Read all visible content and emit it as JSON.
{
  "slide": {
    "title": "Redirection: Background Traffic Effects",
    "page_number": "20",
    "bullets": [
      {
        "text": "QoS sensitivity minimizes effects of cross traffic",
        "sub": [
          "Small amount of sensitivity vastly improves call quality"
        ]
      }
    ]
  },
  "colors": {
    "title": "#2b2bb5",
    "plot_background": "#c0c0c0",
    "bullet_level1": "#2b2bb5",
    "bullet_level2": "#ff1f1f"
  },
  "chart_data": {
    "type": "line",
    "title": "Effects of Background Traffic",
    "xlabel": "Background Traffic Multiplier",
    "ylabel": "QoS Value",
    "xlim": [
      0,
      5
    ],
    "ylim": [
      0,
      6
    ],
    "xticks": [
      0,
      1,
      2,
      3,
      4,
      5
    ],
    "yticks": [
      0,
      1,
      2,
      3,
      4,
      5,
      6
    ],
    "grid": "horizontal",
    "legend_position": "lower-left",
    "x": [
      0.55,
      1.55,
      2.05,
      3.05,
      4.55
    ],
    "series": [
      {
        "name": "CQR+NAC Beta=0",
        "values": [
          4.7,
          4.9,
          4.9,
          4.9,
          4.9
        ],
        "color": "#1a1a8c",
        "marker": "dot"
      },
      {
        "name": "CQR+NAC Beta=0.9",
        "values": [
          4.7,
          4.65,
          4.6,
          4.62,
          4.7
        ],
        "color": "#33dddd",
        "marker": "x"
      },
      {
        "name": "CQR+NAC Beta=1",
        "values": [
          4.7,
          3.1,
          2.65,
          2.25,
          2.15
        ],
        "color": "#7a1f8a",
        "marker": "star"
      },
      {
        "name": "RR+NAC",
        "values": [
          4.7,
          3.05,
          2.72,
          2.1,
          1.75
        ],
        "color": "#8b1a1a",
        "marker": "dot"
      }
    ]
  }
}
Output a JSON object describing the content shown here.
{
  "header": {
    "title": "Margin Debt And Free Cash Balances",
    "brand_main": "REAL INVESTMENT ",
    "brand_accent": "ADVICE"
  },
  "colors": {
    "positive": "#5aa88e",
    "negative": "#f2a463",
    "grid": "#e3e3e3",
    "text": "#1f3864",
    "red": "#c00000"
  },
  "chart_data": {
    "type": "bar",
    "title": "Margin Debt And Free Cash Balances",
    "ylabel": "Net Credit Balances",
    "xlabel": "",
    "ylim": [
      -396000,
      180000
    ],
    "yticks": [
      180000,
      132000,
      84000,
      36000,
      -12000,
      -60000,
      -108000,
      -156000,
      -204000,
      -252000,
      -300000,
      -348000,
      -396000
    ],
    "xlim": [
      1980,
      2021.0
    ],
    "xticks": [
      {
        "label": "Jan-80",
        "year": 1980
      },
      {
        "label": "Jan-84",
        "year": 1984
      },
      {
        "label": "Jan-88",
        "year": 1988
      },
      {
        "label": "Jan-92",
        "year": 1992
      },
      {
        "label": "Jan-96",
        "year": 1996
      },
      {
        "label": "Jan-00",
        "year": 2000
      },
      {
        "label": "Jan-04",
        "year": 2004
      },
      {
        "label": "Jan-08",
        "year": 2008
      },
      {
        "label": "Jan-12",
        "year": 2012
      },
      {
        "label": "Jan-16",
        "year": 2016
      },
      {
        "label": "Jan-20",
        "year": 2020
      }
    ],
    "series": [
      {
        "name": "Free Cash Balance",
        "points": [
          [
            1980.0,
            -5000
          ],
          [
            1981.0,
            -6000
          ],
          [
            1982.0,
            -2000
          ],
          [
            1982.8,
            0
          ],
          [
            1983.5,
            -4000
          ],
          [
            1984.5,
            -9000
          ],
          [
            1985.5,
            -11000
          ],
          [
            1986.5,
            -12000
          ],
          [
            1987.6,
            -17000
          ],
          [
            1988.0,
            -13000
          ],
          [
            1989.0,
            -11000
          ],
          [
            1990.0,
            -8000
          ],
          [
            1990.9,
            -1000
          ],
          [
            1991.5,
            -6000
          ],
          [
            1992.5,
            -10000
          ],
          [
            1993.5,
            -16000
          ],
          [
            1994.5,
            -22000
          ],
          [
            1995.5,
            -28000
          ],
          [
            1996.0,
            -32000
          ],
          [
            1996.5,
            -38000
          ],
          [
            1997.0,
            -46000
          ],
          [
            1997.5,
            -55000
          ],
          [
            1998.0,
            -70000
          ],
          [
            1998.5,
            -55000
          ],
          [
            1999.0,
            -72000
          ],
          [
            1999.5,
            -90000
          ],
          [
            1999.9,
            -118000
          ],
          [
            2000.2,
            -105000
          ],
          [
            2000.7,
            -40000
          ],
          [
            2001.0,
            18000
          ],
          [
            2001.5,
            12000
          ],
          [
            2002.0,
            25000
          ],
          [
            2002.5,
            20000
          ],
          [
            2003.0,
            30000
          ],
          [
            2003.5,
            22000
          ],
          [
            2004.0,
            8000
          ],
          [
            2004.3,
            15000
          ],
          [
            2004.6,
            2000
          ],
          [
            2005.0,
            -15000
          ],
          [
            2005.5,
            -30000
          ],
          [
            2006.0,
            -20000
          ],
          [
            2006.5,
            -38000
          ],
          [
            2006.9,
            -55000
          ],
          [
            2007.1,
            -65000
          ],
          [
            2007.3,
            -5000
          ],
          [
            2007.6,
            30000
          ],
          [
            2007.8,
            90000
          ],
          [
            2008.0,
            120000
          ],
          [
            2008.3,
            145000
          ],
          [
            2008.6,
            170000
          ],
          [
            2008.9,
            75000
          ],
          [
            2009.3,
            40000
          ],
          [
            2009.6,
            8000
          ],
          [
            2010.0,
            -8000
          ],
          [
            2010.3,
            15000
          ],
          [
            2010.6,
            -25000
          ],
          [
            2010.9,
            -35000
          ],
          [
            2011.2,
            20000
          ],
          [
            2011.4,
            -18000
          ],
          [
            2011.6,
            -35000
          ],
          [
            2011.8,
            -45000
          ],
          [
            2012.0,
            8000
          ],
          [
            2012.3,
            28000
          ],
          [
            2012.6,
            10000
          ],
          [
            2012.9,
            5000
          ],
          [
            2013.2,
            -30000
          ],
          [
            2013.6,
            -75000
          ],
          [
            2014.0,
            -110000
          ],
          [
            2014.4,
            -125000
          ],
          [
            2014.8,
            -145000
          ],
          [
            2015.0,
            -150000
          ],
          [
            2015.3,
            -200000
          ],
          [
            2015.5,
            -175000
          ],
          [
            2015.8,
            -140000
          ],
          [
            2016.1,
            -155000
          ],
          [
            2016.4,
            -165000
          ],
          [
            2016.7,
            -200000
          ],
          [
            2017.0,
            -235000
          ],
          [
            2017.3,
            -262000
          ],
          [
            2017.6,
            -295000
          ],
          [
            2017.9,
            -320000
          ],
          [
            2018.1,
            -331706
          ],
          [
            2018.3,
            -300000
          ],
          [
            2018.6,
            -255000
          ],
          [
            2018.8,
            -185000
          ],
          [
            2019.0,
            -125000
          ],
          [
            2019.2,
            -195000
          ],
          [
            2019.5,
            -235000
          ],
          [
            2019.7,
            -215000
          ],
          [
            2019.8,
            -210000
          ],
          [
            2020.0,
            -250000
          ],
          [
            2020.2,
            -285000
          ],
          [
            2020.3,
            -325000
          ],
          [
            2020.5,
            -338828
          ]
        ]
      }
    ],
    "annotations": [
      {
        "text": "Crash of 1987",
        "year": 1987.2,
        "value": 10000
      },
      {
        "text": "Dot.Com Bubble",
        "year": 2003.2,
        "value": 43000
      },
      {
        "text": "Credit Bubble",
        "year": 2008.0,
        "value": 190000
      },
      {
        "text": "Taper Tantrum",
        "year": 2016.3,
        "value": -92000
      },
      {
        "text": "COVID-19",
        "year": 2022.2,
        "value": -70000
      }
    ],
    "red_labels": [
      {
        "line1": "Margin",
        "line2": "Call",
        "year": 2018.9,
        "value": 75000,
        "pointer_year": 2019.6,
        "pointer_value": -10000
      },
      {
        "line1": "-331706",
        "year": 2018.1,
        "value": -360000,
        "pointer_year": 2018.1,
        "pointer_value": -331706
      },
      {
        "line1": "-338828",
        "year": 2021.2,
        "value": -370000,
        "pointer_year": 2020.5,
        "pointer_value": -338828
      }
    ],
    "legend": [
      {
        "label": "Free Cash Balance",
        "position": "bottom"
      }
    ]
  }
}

Exercise:
Gather all lines with the string "ylabel" from the data.

Task output:
    "ylabel": "QoS Value",
    "ylabel": "Net Credit Balances",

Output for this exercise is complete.